__What to work on__
Extract each line of the data below exactly as written.
***** Data supplied *****
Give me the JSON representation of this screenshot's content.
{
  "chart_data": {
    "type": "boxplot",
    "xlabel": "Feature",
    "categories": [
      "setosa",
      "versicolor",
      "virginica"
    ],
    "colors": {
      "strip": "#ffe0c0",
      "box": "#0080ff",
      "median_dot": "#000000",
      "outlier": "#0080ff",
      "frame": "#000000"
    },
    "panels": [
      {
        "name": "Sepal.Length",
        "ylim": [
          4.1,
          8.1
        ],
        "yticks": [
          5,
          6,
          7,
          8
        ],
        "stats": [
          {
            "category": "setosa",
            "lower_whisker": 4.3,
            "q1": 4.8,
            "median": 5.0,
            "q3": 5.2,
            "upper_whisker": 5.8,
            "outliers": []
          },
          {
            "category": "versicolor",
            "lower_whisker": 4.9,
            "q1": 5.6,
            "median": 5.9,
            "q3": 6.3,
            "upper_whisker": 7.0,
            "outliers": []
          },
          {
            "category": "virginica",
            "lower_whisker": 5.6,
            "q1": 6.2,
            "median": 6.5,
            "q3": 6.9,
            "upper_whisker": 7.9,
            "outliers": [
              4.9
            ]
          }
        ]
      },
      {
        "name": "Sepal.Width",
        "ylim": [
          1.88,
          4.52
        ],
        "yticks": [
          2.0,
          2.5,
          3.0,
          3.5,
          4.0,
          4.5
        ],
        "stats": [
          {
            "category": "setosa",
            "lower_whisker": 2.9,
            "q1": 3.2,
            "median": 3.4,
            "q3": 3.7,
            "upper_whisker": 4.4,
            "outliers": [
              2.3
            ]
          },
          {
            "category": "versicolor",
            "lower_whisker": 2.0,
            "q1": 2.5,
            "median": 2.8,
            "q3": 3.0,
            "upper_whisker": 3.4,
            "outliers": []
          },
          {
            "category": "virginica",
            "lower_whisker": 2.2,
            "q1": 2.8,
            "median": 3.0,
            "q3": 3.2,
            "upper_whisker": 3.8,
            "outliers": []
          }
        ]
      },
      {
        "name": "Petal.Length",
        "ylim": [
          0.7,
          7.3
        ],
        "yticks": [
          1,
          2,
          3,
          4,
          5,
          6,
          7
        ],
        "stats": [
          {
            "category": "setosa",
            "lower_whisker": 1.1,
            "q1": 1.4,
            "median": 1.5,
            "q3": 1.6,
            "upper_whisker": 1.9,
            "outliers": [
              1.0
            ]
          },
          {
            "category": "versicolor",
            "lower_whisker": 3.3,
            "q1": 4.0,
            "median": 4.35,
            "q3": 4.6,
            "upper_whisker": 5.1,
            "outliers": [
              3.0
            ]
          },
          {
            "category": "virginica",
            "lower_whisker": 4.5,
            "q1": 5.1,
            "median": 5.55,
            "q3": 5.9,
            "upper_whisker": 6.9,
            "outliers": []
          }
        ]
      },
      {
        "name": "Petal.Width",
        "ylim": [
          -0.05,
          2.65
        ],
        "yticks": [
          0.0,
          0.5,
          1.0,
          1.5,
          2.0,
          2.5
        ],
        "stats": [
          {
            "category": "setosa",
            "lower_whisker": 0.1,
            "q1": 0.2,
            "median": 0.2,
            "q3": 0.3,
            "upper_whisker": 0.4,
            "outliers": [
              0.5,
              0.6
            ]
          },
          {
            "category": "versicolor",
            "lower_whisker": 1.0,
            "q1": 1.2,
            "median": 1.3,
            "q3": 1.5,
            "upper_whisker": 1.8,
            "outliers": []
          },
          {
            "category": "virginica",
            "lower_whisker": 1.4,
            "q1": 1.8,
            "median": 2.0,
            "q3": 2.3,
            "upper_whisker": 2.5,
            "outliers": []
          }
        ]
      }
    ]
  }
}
*****
__Completed exercise__
Give me the JSON representation of this screenshot's content.
{
  "chart_data": {
    "type": "boxplot",
    "xlabel": "Feature",
    "categories": [
      "setosa",
      "versicolor",
      "virginica"
    ],
    "colors": {
      "strip": "#ffe0c0",
      "box": "#0080ff",
      "median_dot": "#000000",
      "outlier": "#0080ff",
      "frame": "#000000"
    },
    "panels": [
      {
        "name": "Sepal.Length",
        "ylim": [
          4.1,
          8.1
        ],
        "yticks": [
          5,
          6,
          7,
          8
        ],
        "stats": [
          {
            "category": "setosa",
            "lower_whisker": 4.3,
            "q1": 4.8,
            "median": 5.0,
            "q3": 5.2,
            "upper_whisker": 5.8,
            "outliers": []
          },
          {
            "category": "versicolor",
            "lower_whisker": 4.9,
            "q1": 5.6,
            "median": 5.9,
            "q3": 6.3,
            "upper_whisker": 7.0,
            "outliers": []
          },
          {
            "category": "virginica",
            "lower_whisker": 5.6,
            "q1": 6.2,
            "median": 6.5,
            "q3": 6.9,
            "upper_whisker": 7.9,
            "outliers": [
              4.9
            ]
          }
        ]
      },
      {
        "name": "Sepal.Width",
        "ylim": [
          1.88,
          4.52
        ],
        "yticks": [
          2.0,
          2.5,
          3.0,
          3.5,
          4.0,
          4.5
        ],
        "stats": [
          {
            "category": "setosa",
            "lower_whisker": 2.9,
            "q1": 3.2,
            "median": 3.4,
            "q3": 3.7,
            "upper_whisker": 4.4,
            "outliers": [
              2.3
            ]
          },
          {
            "category": "versicolor",
            "lower_whisker": 2.0,
            "q1": 2.5,
            "median": 2.8,
            "q3": 3.0,
            "upper_whisker": 3.4,
            "outliers": []
          },
          {
            "category": "virginica",
            "lower_whisker": 2.2,
            "q1": 2.8,
            "median": 3.0,
            "q3": 3.2,
            "upper_whisker": 3.8,
            "outliers": []
          }
        ]
      },
      {
        "name": "Petal.Length",
        "ylim": [
          0.7,
          7.3
        ],
        "yticks": [
          1,
          2,
          3,
          4,
          5,
          6,
          7
        ],
        "stats": [
          {
            "category": "setosa",
            "lower_whisker": 1.1,
            "q1": 1.4,
            "median": 1.5,
            "q3": 1.6,
            "upper_whisker": 1.9,
            "outliers": [
              1.0
            ]
          },
          {
            "category": "versicolor",
            "lower_whisker": 3.3,
            "q1": 4.0,
            "median": 4.35,
            "q3": 4.6,
            "upper_whisker": 5.1,
            "outliers": [
              3.0
            ]
          },
          {
            "category": "virginica",
            "lower_whisker": 4.5,
            "q1": 5.1,
            "median": 5.55,
            "q3": 5.9,
            "upper_whisker": 6.9,
            "outliers": []
          }
        ]
      },
      {
        "name": "Petal.Width",
        "ylim": [
          -0.05,
          2.65
        ],
        "yticks": [
          0.0,
          0.5,
          1.0,
          1.5,
          2.0,
          2.5
        ],
        "stats": [
          {
            "category": "setosa",
            "lower_whisker": 0.1,
            "q1": 0.2,
            "median": 0.2,
            "q3": 0.3,
            "upper_whisker": 0.4,
            "outliers": [
              0.5,
              0.6
            ]
          },
          {
            "category": "versicolor",
            "lower_whisker": 1.0,
            "q1": 1.2,
            "median": 1.3,
            "q3": 1.5,
            "upper_whisker": 1.8,
            "outliers": []
          },
          {
            "category": "virginica",
            "lower_whisker": 1.4,
            "q1": 1.8,
            "median": 2.0,
            "q3": 2.3,
            "upper_whisker": 2.5,
            "outliers": []
          }
        ]
      }
    ]
  }
}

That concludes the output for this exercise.